## Description of the task
Transcribe each record exactly. Include every one.

## Available records

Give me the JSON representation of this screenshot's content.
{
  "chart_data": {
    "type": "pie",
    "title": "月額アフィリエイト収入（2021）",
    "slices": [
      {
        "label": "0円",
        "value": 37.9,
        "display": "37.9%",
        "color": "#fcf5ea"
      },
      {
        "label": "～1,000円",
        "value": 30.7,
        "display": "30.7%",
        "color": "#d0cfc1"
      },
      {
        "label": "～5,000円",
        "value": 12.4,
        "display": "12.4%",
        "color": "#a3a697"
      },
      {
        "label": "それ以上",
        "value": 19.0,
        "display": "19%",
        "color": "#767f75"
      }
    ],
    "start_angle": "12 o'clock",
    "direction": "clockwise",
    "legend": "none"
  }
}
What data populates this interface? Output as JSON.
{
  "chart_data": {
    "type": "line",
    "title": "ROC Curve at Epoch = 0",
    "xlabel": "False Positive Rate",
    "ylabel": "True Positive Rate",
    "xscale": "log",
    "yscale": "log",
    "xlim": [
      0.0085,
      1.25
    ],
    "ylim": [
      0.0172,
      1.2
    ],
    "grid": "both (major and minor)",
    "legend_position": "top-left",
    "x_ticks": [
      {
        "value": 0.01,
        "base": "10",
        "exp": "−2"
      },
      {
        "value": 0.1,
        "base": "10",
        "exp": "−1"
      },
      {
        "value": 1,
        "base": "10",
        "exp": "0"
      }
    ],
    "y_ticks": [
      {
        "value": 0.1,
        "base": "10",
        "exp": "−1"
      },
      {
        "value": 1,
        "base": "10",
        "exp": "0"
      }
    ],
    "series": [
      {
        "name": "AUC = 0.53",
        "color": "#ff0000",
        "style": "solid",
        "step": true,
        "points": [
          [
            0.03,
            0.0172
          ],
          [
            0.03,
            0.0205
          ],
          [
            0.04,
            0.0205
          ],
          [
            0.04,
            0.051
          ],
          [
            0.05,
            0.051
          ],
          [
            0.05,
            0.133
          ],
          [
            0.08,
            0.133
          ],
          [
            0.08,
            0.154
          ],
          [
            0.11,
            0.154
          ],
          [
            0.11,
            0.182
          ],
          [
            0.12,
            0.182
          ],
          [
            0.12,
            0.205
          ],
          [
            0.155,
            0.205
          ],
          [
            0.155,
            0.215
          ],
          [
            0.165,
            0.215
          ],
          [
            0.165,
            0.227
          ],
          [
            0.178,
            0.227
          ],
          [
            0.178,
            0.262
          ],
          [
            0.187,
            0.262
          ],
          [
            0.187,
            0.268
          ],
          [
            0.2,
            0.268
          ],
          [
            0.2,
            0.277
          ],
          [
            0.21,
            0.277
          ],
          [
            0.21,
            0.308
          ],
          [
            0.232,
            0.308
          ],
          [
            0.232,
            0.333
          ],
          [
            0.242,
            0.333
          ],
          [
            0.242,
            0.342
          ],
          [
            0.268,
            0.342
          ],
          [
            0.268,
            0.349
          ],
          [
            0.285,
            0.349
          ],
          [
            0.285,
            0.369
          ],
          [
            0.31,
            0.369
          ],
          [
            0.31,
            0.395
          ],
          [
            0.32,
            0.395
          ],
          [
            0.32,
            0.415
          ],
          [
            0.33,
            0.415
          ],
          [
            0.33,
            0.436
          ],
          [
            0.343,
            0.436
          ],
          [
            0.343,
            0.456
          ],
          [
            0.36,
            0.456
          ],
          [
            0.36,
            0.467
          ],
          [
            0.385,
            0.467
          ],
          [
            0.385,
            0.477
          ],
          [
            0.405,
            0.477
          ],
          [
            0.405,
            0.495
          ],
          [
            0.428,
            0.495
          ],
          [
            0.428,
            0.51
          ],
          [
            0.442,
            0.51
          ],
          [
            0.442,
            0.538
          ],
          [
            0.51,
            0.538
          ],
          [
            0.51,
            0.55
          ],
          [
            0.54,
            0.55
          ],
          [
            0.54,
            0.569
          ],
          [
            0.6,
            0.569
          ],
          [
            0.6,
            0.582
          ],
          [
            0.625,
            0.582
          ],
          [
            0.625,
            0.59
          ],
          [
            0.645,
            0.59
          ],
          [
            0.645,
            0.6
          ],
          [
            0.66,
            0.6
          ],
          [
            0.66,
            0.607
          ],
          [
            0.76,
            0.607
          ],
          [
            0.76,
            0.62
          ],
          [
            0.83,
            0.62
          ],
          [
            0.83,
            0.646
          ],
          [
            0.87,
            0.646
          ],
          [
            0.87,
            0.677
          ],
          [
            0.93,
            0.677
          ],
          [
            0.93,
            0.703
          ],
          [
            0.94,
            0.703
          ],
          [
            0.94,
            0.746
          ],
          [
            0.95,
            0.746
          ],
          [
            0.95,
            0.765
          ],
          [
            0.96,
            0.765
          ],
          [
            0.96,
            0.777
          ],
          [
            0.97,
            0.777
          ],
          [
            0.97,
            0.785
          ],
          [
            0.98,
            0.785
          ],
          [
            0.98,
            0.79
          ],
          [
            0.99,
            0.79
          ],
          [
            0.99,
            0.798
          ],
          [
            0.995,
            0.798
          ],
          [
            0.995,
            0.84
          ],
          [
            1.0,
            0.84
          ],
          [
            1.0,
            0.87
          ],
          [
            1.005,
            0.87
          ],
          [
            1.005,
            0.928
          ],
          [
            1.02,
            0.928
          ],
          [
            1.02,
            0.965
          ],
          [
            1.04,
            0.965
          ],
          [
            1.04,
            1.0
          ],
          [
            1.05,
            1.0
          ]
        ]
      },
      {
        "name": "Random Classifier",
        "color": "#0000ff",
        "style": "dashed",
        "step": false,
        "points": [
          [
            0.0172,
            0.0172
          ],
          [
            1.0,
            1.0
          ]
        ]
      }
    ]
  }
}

## Response to the task
Give me the JSON representation of this screenshot's content.
{
  "chart_data": {
    "type": "pie",
    "title": "月額アフィリエイト収入（2021）",
    "slices": [
      {
        "label": "0円",
        "value": 37.9,
        "display": "37.9%",
        "color": "#fcf5ea"
      },
      {
        "label": "～1,000円",
        "value": 30.7,
        "display": "30.7%",
        "color": "#d0cfc1"
      },
      {
        "label": "～5,000円",
        "value": 12.4,
        "display": "12.4%",
        "color": "#a3a697"
      },
      {
        "label": "それ以上",
        "value": 19.0,
        "display": "19%",
        "color": "#767f75"
      }
    ],
    "start_angle": "12 o'clock",
    "direction": "clockwise",
    "legend": "none"
  }
}
What data populates this interface? Output as JSON.
{
  "chart_data": {
    "type": "line",
    "title": "ROC Curve at Epoch = 0",
    "xlabel": "False Positive Rate",
    "ylabel": "True Positive Rate",
    "xscale": "log",
    "yscale": "log",
    "xlim": [
      0.0085,
      1.25
    ],
    "ylim": [
      0.0172,
      1.2
    ],
    "grid": "both (major and minor)",
    "legend_position": "top-left",
    "x_ticks": [
      {
        "value": 0.01,
        "base": "10",
        "exp": "−2"
      },
      {
        "value": 0.1,
        "base": "10",
        "exp": "−1"
      },
      {
        "value": 1,
        "base": "10",
        "exp": "0"
      }
    ],
    "y_ticks": [
      {
        "value": 0.1,
        "base": "10",
        "exp": "−1"
      },
      {
        "value": 1,
        "base": "10",
        "exp": "0"
      }
    ],
    "series": [
      {
        "name": "AUC = 0.53",
        "color": "#ff0000",
        "style": "solid",
        "step": true,
        "points": [
          [
            0.03,
            0.0172
          ],
          [
            0.03,
            0.0205
          ],
          [
            0.04,
            0.0205
          ],
          [
            0.04,
            0.051
          ],
          [
            0.05,
            0.051
          ],
          [
            0.05,
            0.133
          ],
          [
            0.08,
            0.133
          ],
          [
            0.08,
            0.154
          ],
          [
            0.11,
            0.154
          ],
          [
            0.11,
            0.182
          ],
          [
            0.12,
            0.182
          ],
          [
            0.12,
            0.205
          ],
          [
            0.155,
            0.205
          ],
          [
            0.155,
            0.215
          ],
          [
            0.165,
            0.215
          ],
          [
            0.165,
            0.227
          ],
          [
            0.178,
            0.227
          ],
          [
            0.178,
            0.262
          ],
          [
            0.187,
            0.262
          ],
          [
            0.187,
            0.268
          ],
          [
            0.2,
            0.268
          ],
          [
            0.2,
            0.277
          ],
          [
            0.21,
            0.277
          ],
          [
            0.21,
            0.308
          ],
          [
            0.232,
            0.308
          ],
          [
            0.232,
            0.333
          ],
          [
            0.242,
            0.333
          ],
          [
            0.242,
            0.342
          ],
          [
            0.268,
            0.342
          ],
          [
            0.268,
            0.349
          ],
          [
            0.285,
            0.349
          ],
          [
            0.285,
            0.369
          ],
          [
            0.31,
            0.369
          ],
          [
            0.31,
            0.395
          ],
          [
            0.32,
            0.395
          ],
          [
            0.32,
            0.415
          ],
          [
            0.33,
            0.415
          ],
          [
            0.33,
            0.436
          ],
          [
            0.343,
            0.436
          ],
          [
            0.343,
            0.456
          ],
          [
            0.36,
            0.456
          ],
          [
            0.36,
            0.467
          ],
          [
            0.385,
            0.467
          ],
          [
            0.385,
            0.477
          ],
          [
            0.405,
            0.477
          ],
          [
            0.405,
            0.495
          ],
          [
            0.428,
            0.495
          ],
          [
            0.428,
            0.51
          ],
          [
            0.442,
            0.51
          ],
          [
            0.442,
            0.538
          ],
          [
            0.51,
            0.538
          ],
          [
            0.51,
            0.55
          ],
          [
            0.54,
            0.55
          ],
          [
            0.54,
            0.569
          ],
          [
            0.6,
            0.569
          ],
          [
            0.6,
            0.582
          ],
          [
            0.625,
            0.582
          ],
          [
            0.625,
            0.59
          ],
          [
            0.645,
            0.59
          ],
          [
            0.645,
            0.6
          ],
          [
            0.66,
            0.6
          ],
          [
            0.66,
            0.607
          ],
          [
            0.76,
            0.607
          ],
          [
            0.76,
            0.62
          ],
          [
            0.83,
            0.62
          ],
          [
            0.83,
            0.646
          ],
          [
            0.87,
            0.646
          ],
          [
            0.87,
            0.677
          ],
          [
            0.93,
            0.677
          ],
          [
            0.93,
            0.703
          ],
          [
            0.94,
            0.703
          ],
          [
            0.94,
            0.746
          ],
          [
            0.95,
            0.746
          ],
          [
            0.95,
            0.765
          ],
          [
            0.96,
            0.765
          ],
          [
            0.96,
            0.777
          ],
          [
            0.97,
            0.777
          ],
          [
            0.97,
            0.785
          ],
          [
            0.98,
            0.785
          ],
          [
            0.98,
            0.79
          ],
          [
            0.99,
            0.79
          ],
          [
            0.99,
            0.798
          ],
          [
            0.995,
            0.798
          ],
          [
            0.995,
            0.84
          ],
          [
            1.0,
            0.84
          ],
          [
            1.0,
            0.87
          ],
          [
            1.005,
            0.87
          ],
          [
            1.005,
            0.928
          ],
          [
            1.02,
            0.928
          ],
          [
            1.02,
            0.965
          ],
          [
            1.04,
            0.965
          ],
          [
            1.04,
            1.0
          ],
          [
            1.05,
            1.0
          ]
        ]
      },
      {
        "name": "Random Classifier",
        "color": "#0000ff",
        "style": "dashed",
        "step": false,
        "points": [
          [
            0.0172,
            0.0172
          ],
          [
            1.0,
            1.0
          ]
        ]
      }
    ]
  }
}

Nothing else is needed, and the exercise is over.